» DATA TO PROCESS:

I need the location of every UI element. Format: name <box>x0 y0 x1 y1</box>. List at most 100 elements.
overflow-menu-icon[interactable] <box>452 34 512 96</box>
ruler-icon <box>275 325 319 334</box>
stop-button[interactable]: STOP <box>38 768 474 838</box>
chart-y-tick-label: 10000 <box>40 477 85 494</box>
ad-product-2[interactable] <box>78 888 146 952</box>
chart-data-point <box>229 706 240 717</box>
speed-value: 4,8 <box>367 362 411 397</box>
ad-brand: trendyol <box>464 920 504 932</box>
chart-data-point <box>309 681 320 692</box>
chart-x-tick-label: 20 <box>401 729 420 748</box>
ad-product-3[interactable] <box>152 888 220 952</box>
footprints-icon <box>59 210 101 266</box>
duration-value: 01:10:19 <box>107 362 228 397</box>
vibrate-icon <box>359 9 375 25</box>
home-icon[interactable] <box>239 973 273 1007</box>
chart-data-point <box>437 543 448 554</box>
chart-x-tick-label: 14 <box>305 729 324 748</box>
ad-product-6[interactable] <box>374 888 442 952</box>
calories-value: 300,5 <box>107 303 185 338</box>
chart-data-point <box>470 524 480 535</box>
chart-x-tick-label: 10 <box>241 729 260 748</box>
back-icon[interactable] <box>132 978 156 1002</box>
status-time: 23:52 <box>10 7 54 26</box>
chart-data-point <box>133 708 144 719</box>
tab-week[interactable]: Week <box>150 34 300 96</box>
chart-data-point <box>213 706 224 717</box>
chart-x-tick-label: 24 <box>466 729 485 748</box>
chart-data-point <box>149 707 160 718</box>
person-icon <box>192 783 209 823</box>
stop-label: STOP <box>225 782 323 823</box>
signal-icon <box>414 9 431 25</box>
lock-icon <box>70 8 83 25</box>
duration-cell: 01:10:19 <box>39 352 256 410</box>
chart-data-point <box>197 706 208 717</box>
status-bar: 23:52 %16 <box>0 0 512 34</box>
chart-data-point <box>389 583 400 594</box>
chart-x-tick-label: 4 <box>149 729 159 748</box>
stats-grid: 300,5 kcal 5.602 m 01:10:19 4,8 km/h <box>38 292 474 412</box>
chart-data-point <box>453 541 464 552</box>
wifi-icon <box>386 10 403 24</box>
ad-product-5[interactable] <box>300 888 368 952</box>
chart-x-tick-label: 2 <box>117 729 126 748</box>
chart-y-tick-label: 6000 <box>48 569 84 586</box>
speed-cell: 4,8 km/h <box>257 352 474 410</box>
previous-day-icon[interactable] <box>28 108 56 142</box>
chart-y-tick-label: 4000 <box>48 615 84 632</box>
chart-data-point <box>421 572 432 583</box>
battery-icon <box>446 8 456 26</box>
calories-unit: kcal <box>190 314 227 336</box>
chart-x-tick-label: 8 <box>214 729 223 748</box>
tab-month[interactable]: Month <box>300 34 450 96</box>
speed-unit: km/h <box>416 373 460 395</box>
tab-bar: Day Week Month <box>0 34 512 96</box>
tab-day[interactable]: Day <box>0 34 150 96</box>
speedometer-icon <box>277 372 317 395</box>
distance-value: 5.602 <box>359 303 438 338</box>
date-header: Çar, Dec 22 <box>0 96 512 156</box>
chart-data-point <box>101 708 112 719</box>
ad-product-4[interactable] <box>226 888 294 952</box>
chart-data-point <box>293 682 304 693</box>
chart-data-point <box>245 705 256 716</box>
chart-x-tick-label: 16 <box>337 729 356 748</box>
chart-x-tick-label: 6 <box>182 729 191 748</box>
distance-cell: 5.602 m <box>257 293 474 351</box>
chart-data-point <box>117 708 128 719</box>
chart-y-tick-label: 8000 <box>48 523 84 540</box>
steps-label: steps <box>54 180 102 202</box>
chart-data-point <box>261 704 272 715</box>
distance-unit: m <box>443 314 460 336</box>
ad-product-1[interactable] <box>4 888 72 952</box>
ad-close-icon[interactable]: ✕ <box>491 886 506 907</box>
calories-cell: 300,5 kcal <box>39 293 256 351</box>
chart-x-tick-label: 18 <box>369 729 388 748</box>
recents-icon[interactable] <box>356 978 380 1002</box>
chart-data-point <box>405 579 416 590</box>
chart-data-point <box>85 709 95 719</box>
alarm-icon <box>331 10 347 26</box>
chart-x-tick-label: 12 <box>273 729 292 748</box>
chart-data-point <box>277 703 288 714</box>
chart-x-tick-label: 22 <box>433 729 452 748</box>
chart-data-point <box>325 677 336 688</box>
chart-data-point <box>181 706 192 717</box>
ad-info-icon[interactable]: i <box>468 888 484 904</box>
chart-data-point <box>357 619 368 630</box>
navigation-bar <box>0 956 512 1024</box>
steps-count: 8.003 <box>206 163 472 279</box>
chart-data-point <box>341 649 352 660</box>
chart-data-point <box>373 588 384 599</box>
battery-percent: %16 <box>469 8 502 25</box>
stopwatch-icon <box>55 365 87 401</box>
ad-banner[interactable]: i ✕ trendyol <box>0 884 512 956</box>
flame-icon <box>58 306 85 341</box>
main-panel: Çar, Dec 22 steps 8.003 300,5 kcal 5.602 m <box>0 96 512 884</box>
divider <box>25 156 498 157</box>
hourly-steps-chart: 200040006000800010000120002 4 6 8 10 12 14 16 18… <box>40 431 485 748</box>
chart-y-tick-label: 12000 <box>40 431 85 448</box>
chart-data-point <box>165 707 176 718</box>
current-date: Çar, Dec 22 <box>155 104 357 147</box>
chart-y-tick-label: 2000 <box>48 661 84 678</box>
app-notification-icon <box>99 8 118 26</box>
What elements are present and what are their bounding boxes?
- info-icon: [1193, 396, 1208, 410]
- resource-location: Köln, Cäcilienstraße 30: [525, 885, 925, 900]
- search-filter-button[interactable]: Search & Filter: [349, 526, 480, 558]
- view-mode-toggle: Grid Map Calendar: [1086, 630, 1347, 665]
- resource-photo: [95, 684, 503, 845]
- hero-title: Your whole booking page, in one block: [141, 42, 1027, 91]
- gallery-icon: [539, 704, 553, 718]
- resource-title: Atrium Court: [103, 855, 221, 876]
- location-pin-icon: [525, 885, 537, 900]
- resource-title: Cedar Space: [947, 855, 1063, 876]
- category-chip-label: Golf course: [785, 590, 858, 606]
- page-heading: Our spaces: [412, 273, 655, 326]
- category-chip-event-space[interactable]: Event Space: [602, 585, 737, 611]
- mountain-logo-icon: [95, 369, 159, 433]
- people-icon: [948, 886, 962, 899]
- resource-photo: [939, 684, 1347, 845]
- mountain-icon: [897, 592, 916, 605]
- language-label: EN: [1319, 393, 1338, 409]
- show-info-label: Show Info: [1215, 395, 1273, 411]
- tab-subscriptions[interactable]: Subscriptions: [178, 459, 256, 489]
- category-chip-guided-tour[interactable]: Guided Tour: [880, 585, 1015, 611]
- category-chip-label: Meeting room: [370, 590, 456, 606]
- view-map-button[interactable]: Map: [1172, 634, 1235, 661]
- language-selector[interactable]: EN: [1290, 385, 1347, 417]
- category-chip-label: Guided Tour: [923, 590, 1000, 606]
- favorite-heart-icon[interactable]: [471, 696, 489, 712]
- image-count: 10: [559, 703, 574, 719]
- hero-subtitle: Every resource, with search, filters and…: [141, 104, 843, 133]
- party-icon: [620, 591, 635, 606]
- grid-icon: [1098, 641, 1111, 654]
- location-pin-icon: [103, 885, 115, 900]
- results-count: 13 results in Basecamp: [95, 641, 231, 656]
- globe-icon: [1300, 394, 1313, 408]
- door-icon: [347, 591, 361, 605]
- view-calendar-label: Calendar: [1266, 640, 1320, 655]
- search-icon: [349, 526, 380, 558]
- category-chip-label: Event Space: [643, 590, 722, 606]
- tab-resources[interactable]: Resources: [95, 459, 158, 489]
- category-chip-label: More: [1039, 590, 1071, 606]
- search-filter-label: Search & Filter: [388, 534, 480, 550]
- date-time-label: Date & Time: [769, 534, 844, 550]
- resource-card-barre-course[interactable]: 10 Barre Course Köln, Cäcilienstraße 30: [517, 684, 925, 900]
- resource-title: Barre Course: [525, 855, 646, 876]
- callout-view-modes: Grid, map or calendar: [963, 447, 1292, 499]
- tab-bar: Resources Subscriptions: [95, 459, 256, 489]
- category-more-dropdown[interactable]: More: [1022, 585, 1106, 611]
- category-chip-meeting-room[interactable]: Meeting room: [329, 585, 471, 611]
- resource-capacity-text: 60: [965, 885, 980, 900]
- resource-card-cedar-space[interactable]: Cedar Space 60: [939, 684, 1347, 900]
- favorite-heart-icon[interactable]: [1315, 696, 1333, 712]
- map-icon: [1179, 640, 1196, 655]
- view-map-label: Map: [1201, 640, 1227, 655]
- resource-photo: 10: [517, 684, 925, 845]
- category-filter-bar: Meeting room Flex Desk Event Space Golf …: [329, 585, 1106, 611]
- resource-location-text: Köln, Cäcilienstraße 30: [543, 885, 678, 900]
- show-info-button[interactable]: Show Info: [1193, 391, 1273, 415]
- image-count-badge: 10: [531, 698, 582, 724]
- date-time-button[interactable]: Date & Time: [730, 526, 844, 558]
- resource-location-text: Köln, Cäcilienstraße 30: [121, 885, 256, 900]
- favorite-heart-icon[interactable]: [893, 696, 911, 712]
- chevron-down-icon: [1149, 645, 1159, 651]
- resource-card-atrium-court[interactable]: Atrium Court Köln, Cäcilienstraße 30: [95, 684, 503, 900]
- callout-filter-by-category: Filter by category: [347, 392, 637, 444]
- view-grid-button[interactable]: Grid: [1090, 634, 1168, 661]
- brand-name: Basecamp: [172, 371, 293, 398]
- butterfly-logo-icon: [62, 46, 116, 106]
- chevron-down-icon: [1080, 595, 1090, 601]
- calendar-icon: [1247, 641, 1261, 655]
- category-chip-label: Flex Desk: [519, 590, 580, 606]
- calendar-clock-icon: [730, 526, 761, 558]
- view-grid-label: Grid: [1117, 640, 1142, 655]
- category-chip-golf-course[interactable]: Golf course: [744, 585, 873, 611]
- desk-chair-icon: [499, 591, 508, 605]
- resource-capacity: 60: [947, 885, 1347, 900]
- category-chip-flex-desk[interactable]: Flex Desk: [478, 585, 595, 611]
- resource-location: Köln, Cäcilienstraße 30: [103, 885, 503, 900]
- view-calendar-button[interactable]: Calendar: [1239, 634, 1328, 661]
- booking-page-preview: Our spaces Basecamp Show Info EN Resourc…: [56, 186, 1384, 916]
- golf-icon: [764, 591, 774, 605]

» EXERCISE DESCRIPTION:
Put the lines of the records into a JSON list of strings, one string per line, starting at the first line and ending at the line that contains "chart-data-point <box>453 541 464 552</box>". Leave out any blank lines.

» WRITTEN RESPONSE:
[
  "I need the location of every UI element. Format: name <box>x0 y0 x1 y1</box>. List at most 100 elements.",
  "overflow-menu-icon[interactable] <box>452 34 512 96</box>",
  "ruler-icon <box>275 325 319 334</box>",
  "stop-button[interactable]: STOP <box>38 768 474 838</box>",
  "chart-y-tick-label: 10000 <box>40 477 85 494</box>",
  "ad-product-2[interactable] <box>78 888 146 952</box>",
  "chart-data-point <box>229 706 240 717</box>",
  "speed-value: 4,8 <box>367 362 411 397</box>",
  "ad-brand: trendyol <box>464 920 504 932</box>",
  "chart-data-point <box>309 681 320 692</box>",
  "chart-x-tick-label: 20 <box>401 729 420 748</box>",
  "ad-product-3[interactable] <box>152 888 220 952</box>",
  "footprints-icon <box>59 210 101 266</box>",
  "duration-value: 01:10:19 <box>107 362 228 397</box>",
  "vibrate-icon <box>359 9 375 25</box>",
  "home-icon[interactable] <box>239 973 273 1007</box>",
  "chart-data-point <box>437 543 448 554</box>",
  "chart-x-tick-label: 14 <box>305 729 324 748</box>",
  "ad-product-6[interactable] <box>374 888 442 952</box>",
  "calories-value: 300,5 <box>107 303 185 338</box>",
  "chart-data-point <box>470 524 480 535</box>",
  "chart-x-tick-label: 10 <box>241 729 260 748</box>",
  "back-icon[interactable] <box>132 978 156 1002</box>",
  "status-time: 23:52 <box>10 7 54 26</box>",
  "chart-data-point <box>133 708 144 719</box>",
  "tab-week[interactable]: Week <box>150 34 300 96</box>",
  "chart-data-point <box>213 706 224 717</box>",
  "chart-x-tick-label: 24 <box>466 729 485 748</box>",
  "chart-data-point <box>149 707 160 718</box>",
  "person-icon <box>192 783 209 823</box>",
  "stop-label: STOP <box>225 782 323 823</box>",
  "signal-icon <box>414 9 431 25</box>",
  "lock-icon <box>70 8 83 25</box>",
  "duration-cell: 01:10:19 <box>39 352 256 410</box>",
  "chart-data-point <box>197 706 208 717</box>",
  "status-bar: 23:52 %16 <box>0 0 512 34</box>",
  "chart-data-point <box>389 583 400 594</box>",
  "chart-x-tick-label: 4 <box>149 729 159 748</box>",
  "stats-grid: 300,5 kcal 5.602 m 01:10:19 4,8 km/h <box>38 292 474 412</box>",
  "chart-data-point <box>453 541 464 552</box>"
]